- Input records
>> start
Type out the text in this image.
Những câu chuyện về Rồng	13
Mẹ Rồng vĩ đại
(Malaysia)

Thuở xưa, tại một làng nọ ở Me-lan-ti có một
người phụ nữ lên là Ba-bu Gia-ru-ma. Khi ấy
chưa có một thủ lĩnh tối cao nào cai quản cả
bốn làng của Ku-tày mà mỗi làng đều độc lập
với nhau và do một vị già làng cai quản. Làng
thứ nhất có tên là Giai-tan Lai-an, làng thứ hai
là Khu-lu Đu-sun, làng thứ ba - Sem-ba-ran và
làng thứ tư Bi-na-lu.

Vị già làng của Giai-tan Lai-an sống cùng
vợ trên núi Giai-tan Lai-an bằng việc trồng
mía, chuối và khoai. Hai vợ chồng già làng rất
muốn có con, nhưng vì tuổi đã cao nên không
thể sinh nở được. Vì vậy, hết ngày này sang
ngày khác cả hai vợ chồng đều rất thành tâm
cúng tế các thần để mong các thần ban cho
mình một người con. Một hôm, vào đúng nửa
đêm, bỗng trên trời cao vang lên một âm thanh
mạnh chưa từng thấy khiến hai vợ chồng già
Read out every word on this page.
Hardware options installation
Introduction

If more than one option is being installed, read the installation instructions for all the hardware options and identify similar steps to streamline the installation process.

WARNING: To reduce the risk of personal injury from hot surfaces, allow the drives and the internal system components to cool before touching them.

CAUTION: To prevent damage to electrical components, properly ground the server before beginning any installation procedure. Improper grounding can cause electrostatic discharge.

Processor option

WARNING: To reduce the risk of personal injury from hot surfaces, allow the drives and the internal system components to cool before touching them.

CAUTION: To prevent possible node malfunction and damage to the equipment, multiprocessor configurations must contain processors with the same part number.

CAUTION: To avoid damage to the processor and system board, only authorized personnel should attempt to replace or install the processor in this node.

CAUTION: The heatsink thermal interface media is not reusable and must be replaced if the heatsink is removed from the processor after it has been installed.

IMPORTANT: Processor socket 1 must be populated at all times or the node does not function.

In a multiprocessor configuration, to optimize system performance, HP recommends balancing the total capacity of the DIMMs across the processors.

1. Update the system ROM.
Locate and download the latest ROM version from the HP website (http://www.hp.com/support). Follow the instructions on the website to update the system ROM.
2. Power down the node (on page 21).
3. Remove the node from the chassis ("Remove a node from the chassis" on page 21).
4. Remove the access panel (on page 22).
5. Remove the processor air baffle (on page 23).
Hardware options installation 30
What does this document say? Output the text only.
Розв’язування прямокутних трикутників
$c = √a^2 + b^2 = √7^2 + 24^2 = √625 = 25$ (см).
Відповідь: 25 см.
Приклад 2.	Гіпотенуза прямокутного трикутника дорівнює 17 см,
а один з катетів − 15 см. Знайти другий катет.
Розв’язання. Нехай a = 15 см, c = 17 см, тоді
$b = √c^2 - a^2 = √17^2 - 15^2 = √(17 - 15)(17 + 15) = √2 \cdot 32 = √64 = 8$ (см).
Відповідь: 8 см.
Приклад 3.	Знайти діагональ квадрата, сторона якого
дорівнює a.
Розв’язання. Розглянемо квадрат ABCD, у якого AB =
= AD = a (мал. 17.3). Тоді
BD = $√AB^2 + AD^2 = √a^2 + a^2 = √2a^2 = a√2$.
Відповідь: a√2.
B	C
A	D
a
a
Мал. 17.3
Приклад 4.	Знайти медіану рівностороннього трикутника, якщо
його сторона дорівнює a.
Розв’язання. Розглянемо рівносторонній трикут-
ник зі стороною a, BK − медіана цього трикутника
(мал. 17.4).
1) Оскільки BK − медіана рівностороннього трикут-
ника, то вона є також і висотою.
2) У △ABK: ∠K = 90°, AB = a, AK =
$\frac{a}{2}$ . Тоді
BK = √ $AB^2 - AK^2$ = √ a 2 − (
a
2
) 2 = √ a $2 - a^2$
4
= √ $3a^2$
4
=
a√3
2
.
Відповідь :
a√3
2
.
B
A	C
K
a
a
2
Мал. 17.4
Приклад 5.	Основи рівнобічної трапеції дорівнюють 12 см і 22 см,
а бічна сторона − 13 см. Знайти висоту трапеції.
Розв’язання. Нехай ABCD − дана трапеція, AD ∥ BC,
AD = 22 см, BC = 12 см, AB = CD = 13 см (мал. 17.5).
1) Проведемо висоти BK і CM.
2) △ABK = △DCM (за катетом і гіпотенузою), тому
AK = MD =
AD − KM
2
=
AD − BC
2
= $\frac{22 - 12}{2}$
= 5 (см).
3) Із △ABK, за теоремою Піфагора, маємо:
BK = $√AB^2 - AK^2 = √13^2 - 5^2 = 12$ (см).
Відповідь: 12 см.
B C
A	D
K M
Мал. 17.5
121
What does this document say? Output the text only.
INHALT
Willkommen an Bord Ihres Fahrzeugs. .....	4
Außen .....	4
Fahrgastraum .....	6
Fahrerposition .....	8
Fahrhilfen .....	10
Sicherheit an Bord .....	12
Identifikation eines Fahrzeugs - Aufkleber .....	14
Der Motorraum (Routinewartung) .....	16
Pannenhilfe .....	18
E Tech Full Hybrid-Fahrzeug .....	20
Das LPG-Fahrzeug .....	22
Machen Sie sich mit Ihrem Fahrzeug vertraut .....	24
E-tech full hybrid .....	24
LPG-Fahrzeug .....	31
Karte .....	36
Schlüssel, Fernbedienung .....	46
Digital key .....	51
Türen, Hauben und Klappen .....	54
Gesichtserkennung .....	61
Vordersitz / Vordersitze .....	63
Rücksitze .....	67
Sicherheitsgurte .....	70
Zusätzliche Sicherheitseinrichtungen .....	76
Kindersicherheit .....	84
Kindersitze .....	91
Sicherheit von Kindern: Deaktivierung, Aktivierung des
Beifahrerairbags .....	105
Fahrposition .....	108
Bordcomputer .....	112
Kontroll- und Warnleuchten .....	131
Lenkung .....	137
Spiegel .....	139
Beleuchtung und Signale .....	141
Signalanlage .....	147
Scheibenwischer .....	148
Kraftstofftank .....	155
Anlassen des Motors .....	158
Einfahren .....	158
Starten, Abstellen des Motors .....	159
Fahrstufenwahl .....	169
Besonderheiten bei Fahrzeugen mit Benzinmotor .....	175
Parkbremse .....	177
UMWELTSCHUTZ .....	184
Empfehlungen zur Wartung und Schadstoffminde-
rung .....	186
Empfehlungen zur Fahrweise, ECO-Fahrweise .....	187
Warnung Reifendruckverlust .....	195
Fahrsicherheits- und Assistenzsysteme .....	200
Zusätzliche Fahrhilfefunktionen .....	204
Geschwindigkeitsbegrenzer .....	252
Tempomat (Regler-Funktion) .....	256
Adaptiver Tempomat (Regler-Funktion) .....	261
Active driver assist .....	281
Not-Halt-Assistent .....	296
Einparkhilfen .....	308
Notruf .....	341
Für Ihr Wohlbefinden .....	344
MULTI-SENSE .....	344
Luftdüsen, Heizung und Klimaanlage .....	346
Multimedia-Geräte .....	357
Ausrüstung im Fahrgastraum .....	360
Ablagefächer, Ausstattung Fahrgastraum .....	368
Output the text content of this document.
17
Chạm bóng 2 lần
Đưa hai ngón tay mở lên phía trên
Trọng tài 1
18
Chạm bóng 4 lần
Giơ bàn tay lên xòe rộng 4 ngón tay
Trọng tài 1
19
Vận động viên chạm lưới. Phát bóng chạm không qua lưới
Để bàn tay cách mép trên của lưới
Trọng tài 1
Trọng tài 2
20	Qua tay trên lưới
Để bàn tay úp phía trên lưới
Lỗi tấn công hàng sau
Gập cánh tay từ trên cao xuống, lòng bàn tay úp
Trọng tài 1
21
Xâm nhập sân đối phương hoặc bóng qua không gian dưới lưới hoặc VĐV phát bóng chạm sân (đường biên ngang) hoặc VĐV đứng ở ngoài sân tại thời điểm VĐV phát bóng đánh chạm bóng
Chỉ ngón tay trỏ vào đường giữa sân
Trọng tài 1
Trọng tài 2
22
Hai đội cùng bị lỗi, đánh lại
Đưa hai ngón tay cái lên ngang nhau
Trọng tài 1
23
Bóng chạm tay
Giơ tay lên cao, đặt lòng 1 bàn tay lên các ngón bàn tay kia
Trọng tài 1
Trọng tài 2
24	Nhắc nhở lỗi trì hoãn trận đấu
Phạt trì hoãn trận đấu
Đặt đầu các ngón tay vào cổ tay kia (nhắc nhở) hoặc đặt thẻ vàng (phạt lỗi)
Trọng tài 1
>> end
- The request
Find how many lines include the string "Приклад" and report that number alone.

- Exercise response
4